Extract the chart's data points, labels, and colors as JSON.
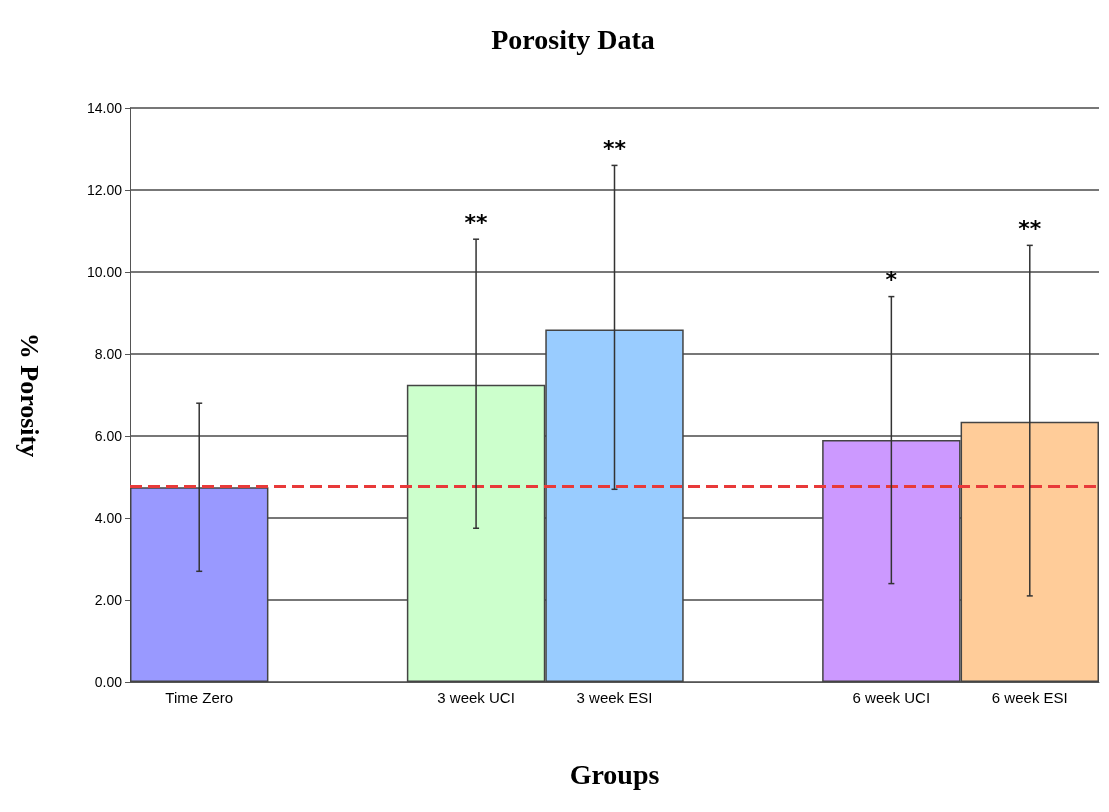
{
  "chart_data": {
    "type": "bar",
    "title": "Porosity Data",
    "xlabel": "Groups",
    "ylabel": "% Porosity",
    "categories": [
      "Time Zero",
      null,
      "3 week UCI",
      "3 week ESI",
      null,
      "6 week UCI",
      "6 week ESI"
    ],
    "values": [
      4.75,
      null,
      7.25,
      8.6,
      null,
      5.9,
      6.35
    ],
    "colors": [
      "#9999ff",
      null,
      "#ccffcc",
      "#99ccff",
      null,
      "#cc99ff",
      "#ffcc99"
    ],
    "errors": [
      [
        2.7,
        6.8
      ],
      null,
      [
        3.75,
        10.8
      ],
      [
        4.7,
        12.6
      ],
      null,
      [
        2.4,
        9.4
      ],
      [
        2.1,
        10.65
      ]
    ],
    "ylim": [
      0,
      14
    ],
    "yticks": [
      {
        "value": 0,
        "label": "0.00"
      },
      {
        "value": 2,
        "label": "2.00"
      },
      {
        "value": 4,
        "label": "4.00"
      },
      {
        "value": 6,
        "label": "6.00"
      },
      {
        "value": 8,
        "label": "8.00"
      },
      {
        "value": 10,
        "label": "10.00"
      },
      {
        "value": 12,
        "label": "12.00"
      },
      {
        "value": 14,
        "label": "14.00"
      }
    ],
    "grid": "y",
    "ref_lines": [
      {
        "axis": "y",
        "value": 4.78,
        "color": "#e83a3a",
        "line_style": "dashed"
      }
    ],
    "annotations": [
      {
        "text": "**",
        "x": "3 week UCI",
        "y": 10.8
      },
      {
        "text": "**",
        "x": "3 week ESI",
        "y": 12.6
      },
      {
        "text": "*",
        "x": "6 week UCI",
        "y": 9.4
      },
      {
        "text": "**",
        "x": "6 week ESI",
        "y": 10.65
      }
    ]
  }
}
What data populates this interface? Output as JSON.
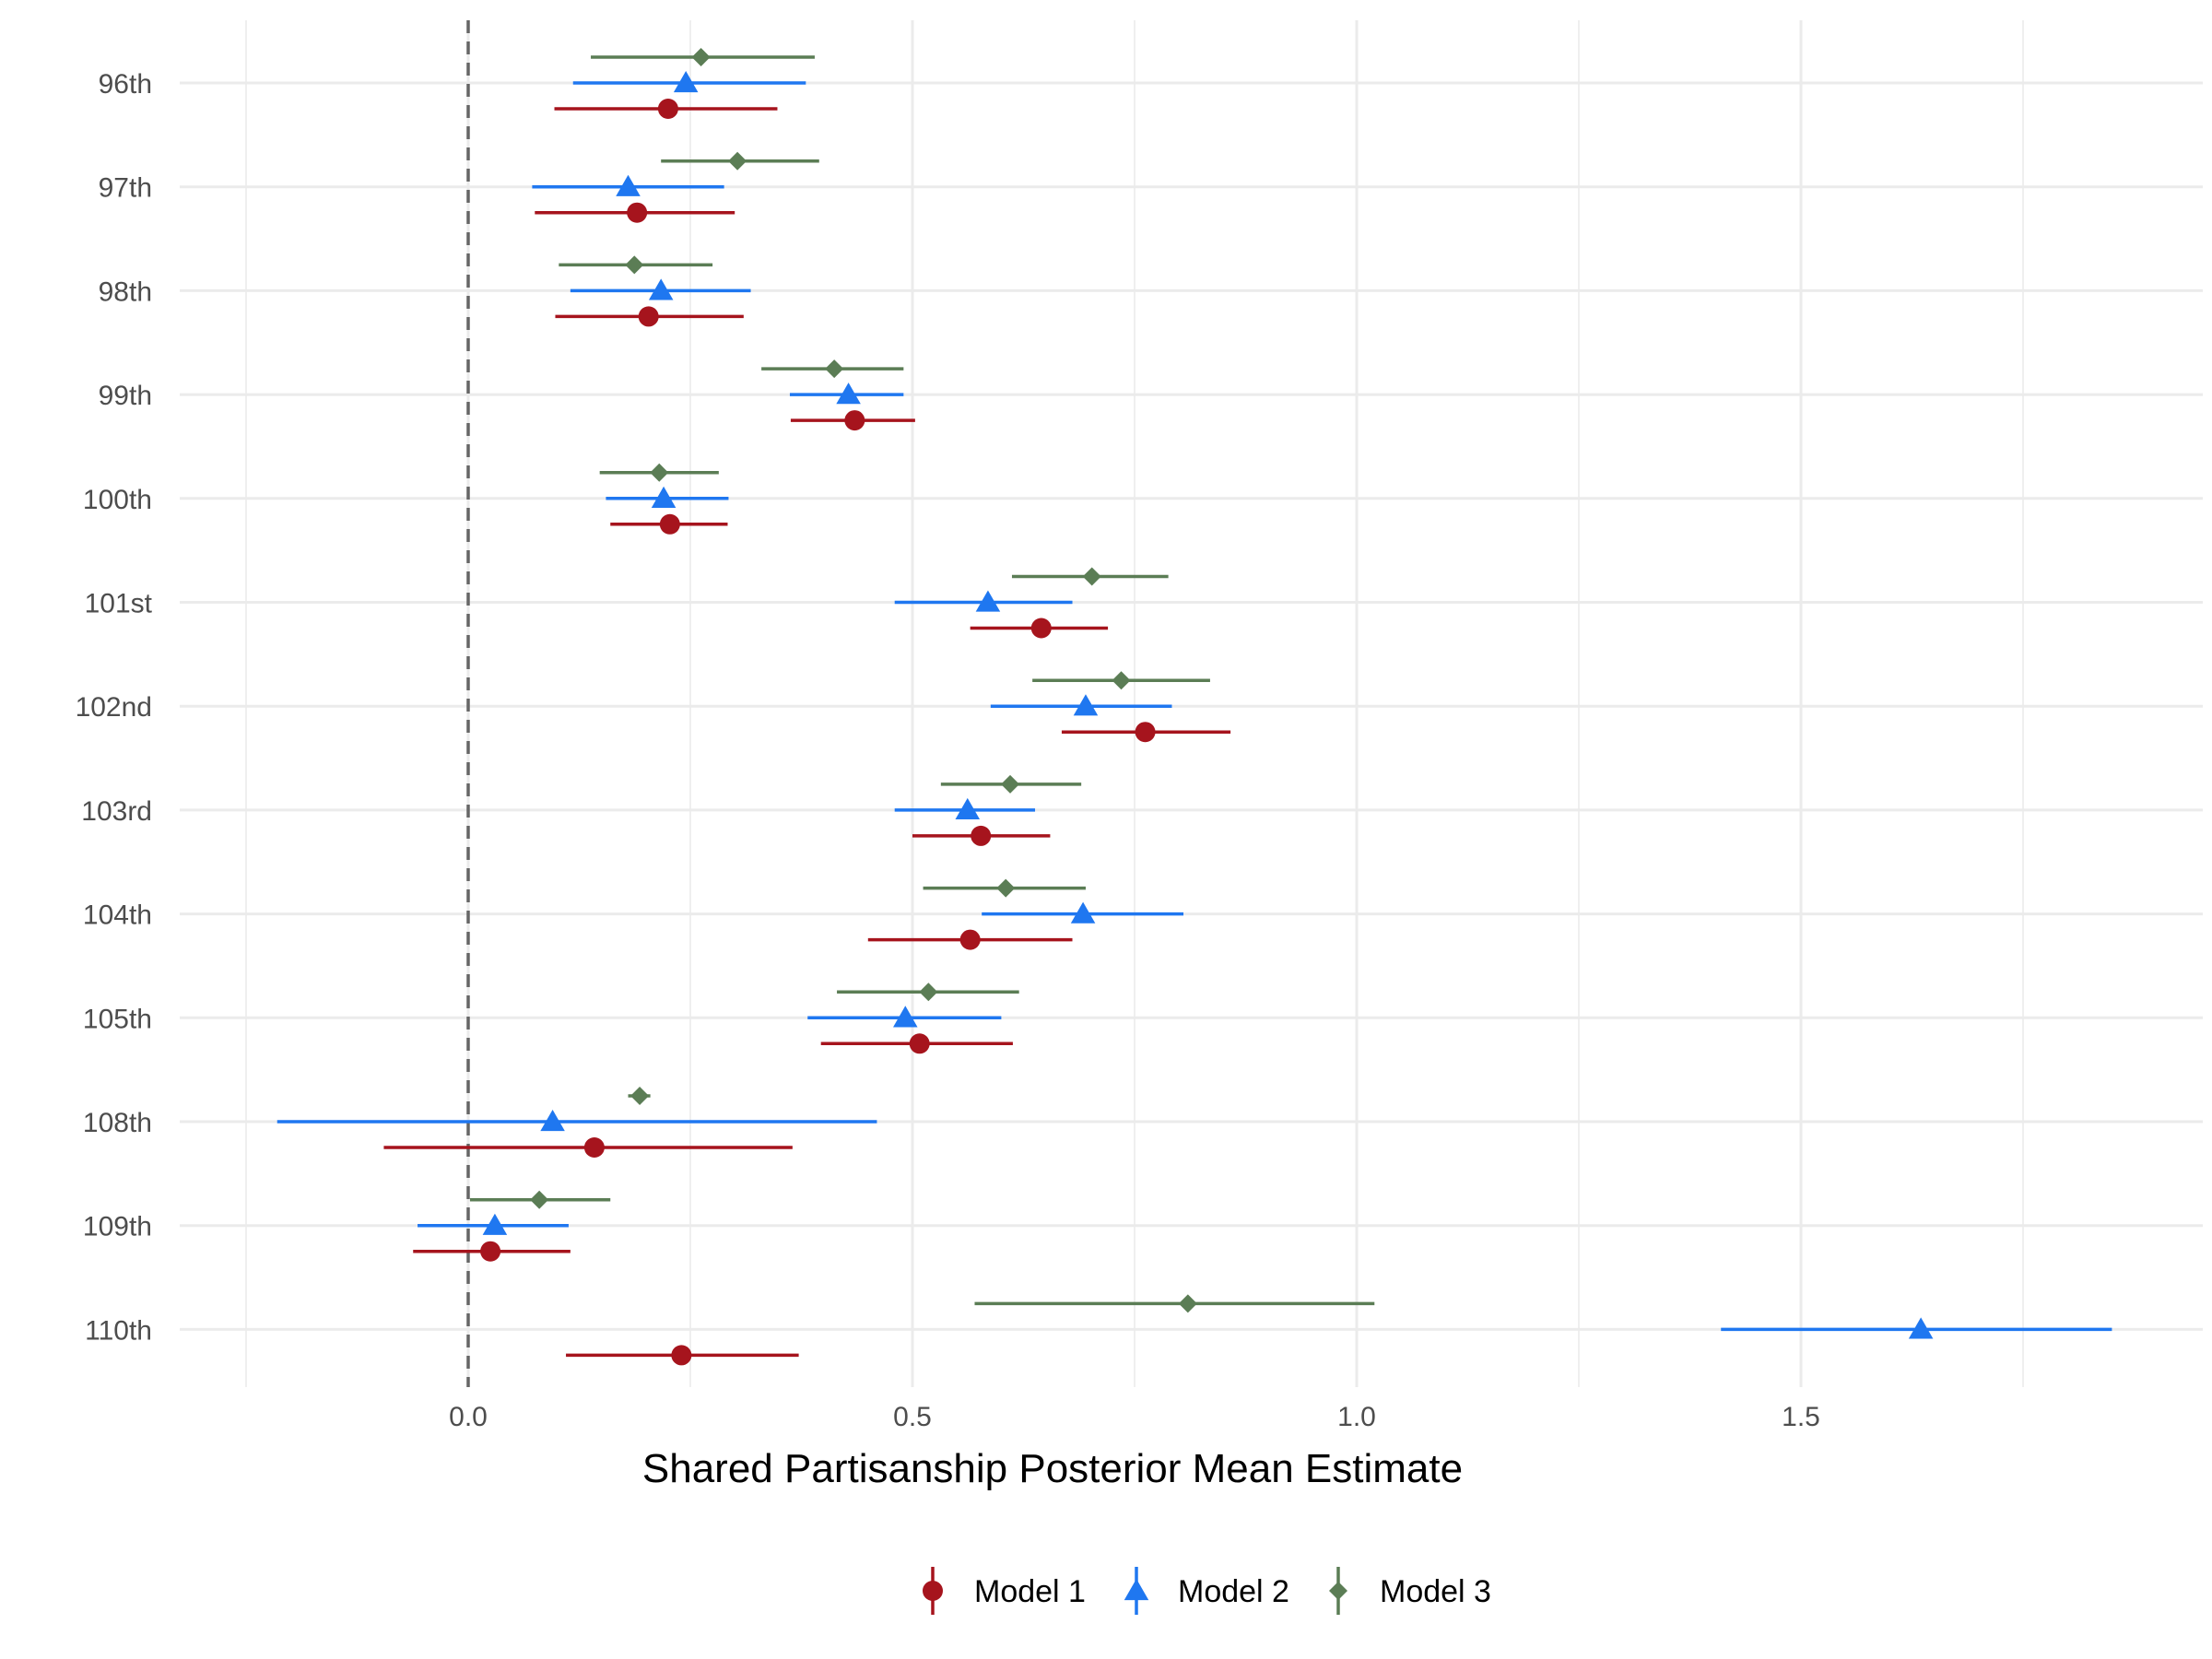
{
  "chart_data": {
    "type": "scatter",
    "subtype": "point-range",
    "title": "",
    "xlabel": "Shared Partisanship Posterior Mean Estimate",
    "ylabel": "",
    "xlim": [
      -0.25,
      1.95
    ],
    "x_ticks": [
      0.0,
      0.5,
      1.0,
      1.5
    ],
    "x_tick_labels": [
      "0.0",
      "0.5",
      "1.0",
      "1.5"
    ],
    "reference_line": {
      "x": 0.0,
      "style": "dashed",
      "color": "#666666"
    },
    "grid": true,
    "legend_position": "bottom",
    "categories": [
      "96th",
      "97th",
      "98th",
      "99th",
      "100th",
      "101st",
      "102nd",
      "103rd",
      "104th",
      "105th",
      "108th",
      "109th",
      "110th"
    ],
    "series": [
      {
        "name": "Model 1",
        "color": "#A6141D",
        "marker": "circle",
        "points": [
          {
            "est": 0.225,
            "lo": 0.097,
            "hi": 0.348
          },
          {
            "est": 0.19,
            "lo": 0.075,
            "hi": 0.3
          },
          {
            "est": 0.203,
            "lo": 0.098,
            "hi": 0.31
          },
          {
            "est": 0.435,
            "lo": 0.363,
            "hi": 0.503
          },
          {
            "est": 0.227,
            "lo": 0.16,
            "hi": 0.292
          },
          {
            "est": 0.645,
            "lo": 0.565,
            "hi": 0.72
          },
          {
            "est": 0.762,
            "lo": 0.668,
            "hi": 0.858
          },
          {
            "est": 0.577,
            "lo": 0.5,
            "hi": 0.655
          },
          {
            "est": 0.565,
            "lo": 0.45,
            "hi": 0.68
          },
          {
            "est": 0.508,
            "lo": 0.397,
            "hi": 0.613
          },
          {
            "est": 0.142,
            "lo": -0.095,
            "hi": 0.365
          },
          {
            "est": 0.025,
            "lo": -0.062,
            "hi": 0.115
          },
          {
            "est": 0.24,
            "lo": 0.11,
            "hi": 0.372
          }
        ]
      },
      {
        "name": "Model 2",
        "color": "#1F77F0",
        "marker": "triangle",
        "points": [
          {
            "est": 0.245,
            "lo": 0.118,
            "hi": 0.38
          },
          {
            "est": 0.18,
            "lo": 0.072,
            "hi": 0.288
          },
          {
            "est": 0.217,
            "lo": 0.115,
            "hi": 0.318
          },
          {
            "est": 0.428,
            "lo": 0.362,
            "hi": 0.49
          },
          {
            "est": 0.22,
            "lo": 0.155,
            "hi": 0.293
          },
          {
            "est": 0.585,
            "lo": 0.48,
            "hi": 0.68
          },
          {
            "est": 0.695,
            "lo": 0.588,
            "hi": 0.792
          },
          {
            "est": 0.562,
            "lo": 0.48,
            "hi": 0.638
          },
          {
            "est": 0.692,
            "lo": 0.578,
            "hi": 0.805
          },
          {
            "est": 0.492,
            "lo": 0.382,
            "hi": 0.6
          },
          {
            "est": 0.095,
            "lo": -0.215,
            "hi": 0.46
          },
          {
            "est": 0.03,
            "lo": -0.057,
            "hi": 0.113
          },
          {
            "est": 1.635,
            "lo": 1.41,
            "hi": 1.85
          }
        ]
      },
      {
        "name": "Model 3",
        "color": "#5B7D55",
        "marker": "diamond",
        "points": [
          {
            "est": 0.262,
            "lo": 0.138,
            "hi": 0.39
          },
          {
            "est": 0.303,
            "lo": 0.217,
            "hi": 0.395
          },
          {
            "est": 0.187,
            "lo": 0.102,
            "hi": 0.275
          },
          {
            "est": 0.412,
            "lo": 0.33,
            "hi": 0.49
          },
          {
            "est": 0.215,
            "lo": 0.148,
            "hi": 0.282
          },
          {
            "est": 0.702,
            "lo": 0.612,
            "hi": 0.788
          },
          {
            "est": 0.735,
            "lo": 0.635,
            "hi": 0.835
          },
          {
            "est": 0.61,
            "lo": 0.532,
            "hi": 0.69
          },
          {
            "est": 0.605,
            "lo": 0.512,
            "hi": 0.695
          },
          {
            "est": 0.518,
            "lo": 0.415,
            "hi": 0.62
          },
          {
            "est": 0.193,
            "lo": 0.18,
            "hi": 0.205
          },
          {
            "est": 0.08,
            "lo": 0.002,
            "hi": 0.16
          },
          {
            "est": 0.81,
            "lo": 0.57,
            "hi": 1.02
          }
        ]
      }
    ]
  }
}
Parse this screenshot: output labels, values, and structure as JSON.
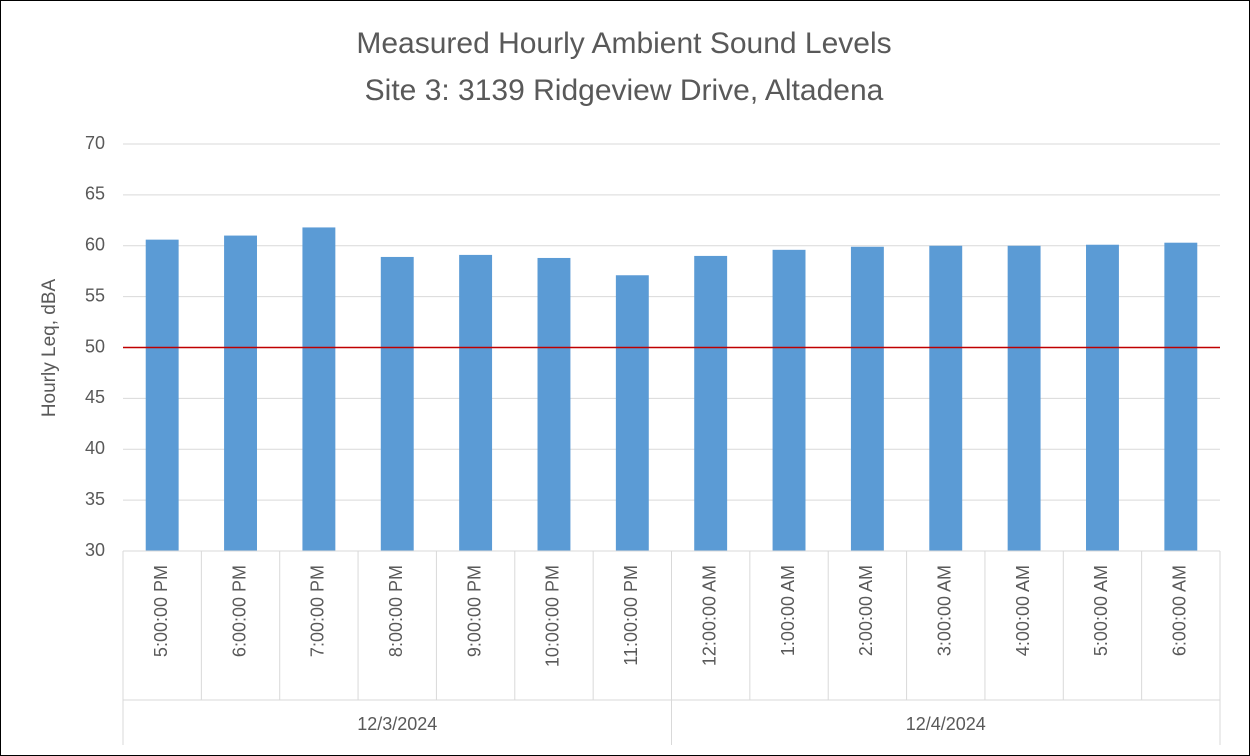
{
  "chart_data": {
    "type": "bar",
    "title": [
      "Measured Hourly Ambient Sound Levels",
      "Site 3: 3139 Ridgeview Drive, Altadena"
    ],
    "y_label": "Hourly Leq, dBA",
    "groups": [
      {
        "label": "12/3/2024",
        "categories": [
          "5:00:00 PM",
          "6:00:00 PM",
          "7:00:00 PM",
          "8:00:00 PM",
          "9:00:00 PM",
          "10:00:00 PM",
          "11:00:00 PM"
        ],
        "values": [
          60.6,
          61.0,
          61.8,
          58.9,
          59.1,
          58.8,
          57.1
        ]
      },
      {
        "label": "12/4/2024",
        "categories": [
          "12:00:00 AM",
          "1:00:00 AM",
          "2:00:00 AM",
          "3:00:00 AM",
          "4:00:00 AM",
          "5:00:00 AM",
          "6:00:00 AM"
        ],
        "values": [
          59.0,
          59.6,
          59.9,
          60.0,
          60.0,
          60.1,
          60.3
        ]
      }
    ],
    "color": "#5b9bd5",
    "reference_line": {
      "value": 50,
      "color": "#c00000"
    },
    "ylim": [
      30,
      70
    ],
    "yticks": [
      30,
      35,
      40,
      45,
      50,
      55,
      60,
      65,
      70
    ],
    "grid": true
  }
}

--------------------------------

> What is required:
Identify which lines contain the word "colors" and copy each one.

> Expected output:
Extract the chart's data points, labels, and colors as JSON.
    "colors": [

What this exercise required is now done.